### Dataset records
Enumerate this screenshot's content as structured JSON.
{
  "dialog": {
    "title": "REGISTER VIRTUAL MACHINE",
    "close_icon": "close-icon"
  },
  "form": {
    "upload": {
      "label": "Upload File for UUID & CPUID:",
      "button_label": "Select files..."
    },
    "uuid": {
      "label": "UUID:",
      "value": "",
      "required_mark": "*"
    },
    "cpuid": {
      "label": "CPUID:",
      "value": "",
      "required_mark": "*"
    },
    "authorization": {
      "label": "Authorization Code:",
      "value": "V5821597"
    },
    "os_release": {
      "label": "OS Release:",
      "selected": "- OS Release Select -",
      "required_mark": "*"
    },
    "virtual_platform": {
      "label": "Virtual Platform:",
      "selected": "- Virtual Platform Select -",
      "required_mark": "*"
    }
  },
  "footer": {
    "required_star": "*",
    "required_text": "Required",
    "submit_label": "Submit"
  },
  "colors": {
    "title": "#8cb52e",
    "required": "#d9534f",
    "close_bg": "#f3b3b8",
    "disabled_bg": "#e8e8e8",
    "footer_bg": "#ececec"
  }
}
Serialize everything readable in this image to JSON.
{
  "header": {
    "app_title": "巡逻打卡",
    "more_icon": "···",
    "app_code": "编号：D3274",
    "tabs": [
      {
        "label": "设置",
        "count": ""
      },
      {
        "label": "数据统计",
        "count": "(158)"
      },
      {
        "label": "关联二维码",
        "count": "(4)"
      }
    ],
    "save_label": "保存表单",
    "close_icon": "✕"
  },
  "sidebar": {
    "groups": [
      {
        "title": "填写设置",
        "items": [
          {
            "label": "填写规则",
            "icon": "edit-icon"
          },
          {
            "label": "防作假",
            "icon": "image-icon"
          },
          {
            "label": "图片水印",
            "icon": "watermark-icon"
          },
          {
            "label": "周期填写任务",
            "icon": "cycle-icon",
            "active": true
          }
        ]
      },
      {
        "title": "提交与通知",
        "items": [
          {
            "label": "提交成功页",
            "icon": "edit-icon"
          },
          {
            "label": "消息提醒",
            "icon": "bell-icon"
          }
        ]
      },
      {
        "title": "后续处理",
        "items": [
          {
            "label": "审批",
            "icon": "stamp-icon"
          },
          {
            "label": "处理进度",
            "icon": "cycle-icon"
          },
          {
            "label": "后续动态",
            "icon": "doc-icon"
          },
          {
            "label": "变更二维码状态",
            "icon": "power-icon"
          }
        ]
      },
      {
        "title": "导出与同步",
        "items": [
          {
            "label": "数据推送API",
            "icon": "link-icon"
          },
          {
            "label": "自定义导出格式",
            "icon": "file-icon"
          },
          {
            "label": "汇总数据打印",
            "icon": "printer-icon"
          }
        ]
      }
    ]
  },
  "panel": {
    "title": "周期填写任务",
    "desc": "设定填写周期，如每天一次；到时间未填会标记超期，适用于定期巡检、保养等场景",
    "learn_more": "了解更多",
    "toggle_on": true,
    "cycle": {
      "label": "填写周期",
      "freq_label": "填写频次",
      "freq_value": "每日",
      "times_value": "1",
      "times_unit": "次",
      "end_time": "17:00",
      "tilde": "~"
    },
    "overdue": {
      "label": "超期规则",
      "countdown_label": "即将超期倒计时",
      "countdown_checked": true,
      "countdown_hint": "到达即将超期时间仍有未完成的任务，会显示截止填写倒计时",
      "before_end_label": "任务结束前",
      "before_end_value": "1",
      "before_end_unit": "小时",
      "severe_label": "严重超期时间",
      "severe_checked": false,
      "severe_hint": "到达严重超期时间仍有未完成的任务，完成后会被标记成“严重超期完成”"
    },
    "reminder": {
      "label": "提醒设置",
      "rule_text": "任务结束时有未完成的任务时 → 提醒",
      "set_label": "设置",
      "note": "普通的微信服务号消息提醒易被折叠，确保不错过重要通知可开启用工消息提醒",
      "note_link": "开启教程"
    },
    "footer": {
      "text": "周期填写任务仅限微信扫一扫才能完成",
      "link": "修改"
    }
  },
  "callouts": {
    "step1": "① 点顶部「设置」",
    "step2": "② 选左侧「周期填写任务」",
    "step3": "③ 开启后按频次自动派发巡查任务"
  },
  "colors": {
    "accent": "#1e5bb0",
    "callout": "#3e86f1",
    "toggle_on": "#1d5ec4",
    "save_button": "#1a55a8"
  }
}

### Task statement
Output each entry precisely as given.

### In response
Enumerate this screenshot's content as structured JSON.
{
  "dialog": {
    "title": "REGISTER VIRTUAL MACHINE",
    "close_icon": "close-icon"
  },
  "form": {
    "upload": {
      "label": "Upload File for UUID & CPUID:",
      "button_label": "Select files..."
    },
    "uuid": {
      "label": "UUID:",
      "value": "",
      "required_mark": "*"
    },
    "cpuid": {
      "label": "CPUID:",
      "value": "",
      "required_mark": "*"
    },
    "authorization": {
      "label": "Authorization Code:",
      "value": "V5821597"
    },
    "os_release": {
      "label": "OS Release:",
      "selected": "- OS Release Select -",
      "required_mark": "*"
    },
    "virtual_platform": {
      "label": "Virtual Platform:",
      "selected": "- Virtual Platform Select -",
      "required_mark": "*"
    }
  },
  "footer": {
    "required_star": "*",
    "required_text": "Required",
    "submit_label": "Submit"
  },
  "colors": {
    "title": "#8cb52e",
    "required": "#d9534f",
    "close_bg": "#f3b3b8",
    "disabled_bg": "#e8e8e8",
    "footer_bg": "#ececec"
  }
}
Serialize everything readable in this image to JSON.
{
  "header": {
    "app_title": "巡逻打卡",
    "more_icon": "···",
    "app_code": "编号：D3274",
    "tabs": [
      {
        "label": "设置",
        "count": ""
      },
      {
        "label": "数据统计",
        "count": "(158)"
      },
      {
        "label": "关联二维码",
        "count": "(4)"
      }
    ],
    "save_label": "保存表单",
    "close_icon": "✕"
  },
  "sidebar": {
    "groups": [
      {
        "title": "填写设置",
        "items": [
          {
            "label": "填写规则",
            "icon": "edit-icon"
          },
          {
            "label": "防作假",
            "icon": "image-icon"
          },
          {
            "label": "图片水印",
            "icon": "watermark-icon"
          },
          {
            "label": "周期填写任务",
            "icon": "cycle-icon",
            "active": true
          }
        ]
      },
      {
        "title": "提交与通知",
        "items": [
          {
            "label": "提交成功页",
            "icon": "edit-icon"
          },
          {
            "label": "消息提醒",
            "icon": "bell-icon"
          }
        ]
      },
      {
        "title": "后续处理",
        "items": [
          {
            "label": "审批",
            "icon": "stamp-icon"
          },
          {
            "label": "处理进度",
            "icon": "cycle-icon"
          },
          {
            "label": "后续动态",
            "icon": "doc-icon"
          },
          {
            "label": "变更二维码状态",
            "icon": "power-icon"
          }
        ]
      },
      {
        "title": "导出与同步",
        "items": [
          {
            "label": "数据推送API",
            "icon": "link-icon"
          },
          {
            "label": "自定义导出格式",
            "icon": "file-icon"
          },
          {
            "label": "汇总数据打印",
            "icon": "printer-icon"
          }
        ]
      }
    ]
  },
  "panel": {
    "title": "周期填写任务",
    "desc": "设定填写周期，如每天一次；到时间未填会标记超期，适用于定期巡检、保养等场景",
    "learn_more": "了解更多",
    "toggle_on": true,
    "cycle": {
      "label": "填写周期",
      "freq_label": "填写频次",
      "freq_value": "每日",
      "times_value": "1",
      "times_unit": "次",
      "end_time": "17:00",
      "tilde": "~"
    },
    "overdue": {
      "label": "超期规则",
      "countdown_label": "即将超期倒计时",
      "countdown_checked": true,
      "countdown_hint": "到达即将超期时间仍有未完成的任务，会显示截止填写倒计时",
      "before_end_label": "任务结束前",
      "before_end_value": "1",
      "before_end_unit": "小时",
      "severe_label": "严重超期时间",
      "severe_checked": false,
      "severe_hint": "到达严重超期时间仍有未完成的任务，完成后会被标记成“严重超期完成”"
    },
    "reminder": {
      "label": "提醒设置",
      "rule_text": "任务结束时有未完成的任务时 → 提醒",
      "set_label": "设置",
      "note": "普通的微信服务号消息提醒易被折叠，确保不错过重要通知可开启用工消息提醒",
      "note_link": "开启教程"
    },
    "footer": {
      "text": "周期填写任务仅限微信扫一扫才能完成",
      "link": "修改"
    }
  },
  "callouts": {
    "step1": "① 点顶部「设置」",
    "step2": "② 选左侧「周期填写任务」",
    "step3": "③ 开启后按频次自动派发巡查任务"
  },
  "colors": {
    "accent": "#1e5bb0",
    "callout": "#3e86f1",
    "toggle_on": "#1d5ec4",
    "save_button": "#1a55a8"
  }
}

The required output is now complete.